• [Task details]: Retype the entries exactly, but skip the pictures.

• [Exercise input]:
———

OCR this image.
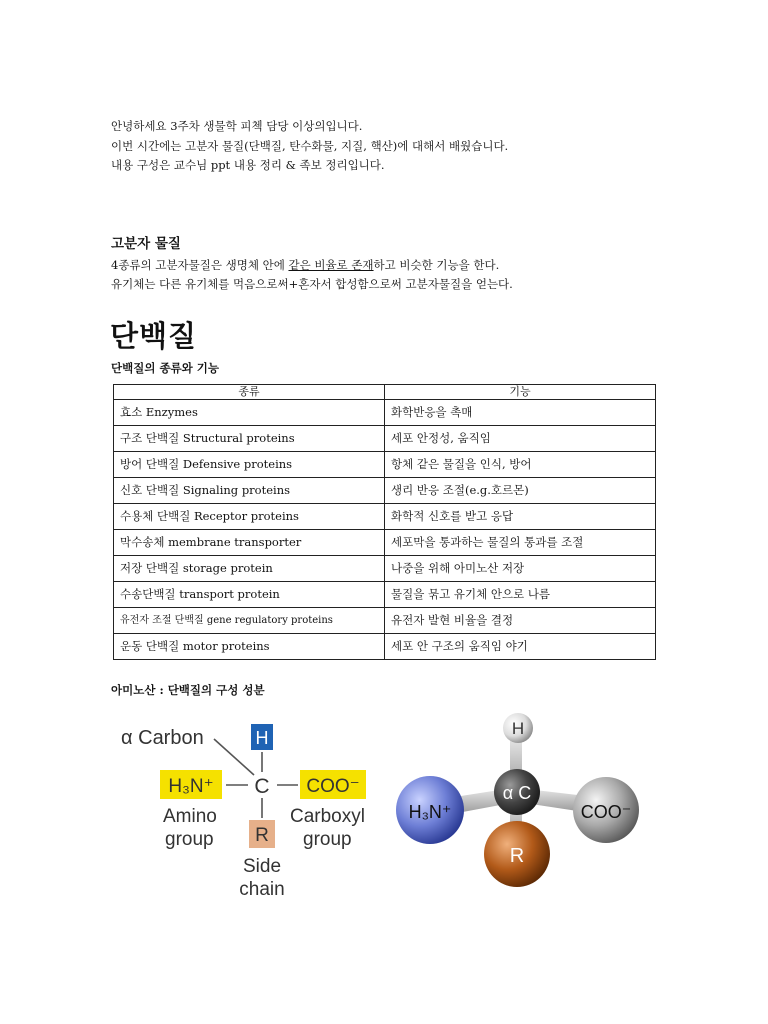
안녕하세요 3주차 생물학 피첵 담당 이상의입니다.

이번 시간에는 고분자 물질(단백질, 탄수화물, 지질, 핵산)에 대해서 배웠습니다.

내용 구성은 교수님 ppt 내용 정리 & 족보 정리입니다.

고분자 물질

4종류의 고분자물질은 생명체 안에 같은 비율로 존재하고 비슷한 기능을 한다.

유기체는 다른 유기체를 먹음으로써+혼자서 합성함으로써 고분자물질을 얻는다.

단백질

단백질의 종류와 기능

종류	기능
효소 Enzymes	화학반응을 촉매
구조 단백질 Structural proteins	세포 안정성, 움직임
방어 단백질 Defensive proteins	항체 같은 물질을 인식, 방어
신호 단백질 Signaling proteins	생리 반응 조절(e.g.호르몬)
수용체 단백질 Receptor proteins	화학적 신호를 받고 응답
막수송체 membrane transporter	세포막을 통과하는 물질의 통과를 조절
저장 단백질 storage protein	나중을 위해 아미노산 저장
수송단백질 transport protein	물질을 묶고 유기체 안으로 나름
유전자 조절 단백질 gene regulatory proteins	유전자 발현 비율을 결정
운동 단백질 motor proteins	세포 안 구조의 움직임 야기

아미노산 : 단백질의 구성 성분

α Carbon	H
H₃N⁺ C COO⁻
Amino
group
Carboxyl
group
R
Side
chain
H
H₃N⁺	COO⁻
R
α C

———

• [Result]:
OCR this image.
안녕하세요 3주차 생물학 피첵 담당 이상의입니다.

이번 시간에는 고분자 물질(단백질, 탄수화물, 지질, 핵산)에 대해서 배웠습니다.

내용 구성은 교수님 ppt 내용 정리 & 족보 정리입니다.

고분자 물질

4종류의 고분자물질은 생명체 안에 같은 비율로 존재하고 비슷한 기능을 한다.

유기체는 다른 유기체를 먹음으로써+혼자서 합성함으로써 고분자물질을 얻는다.

단백질

단백질의 종류와 기능

종류	기능
효소 Enzymes	화학반응을 촉매
구조 단백질 Structural proteins	세포 안정성, 움직임
방어 단백질 Defensive proteins	항체 같은 물질을 인식, 방어
신호 단백질 Signaling proteins	생리 반응 조절(e.g.호르몬)
수용체 단백질 Receptor proteins	화학적 신호를 받고 응답
막수송체 membrane transporter	세포막을 통과하는 물질의 통과를 조절
저장 단백질 storage protein	나중을 위해 아미노산 저장
수송단백질 transport protein	물질을 묶고 유기체 안으로 나름
유전자 조절 단백질 gene regulatory proteins	유전자 발현 비율을 결정
운동 단백질 motor proteins	세포 안 구조의 움직임 야기

아미노산 : 단백질의 구성 성분

α Carbon	H
H₃N⁺ C COO⁻
Amino
group
Carboxyl
group
R
Side
chain
H
H₃N⁺	COO⁻
R
α C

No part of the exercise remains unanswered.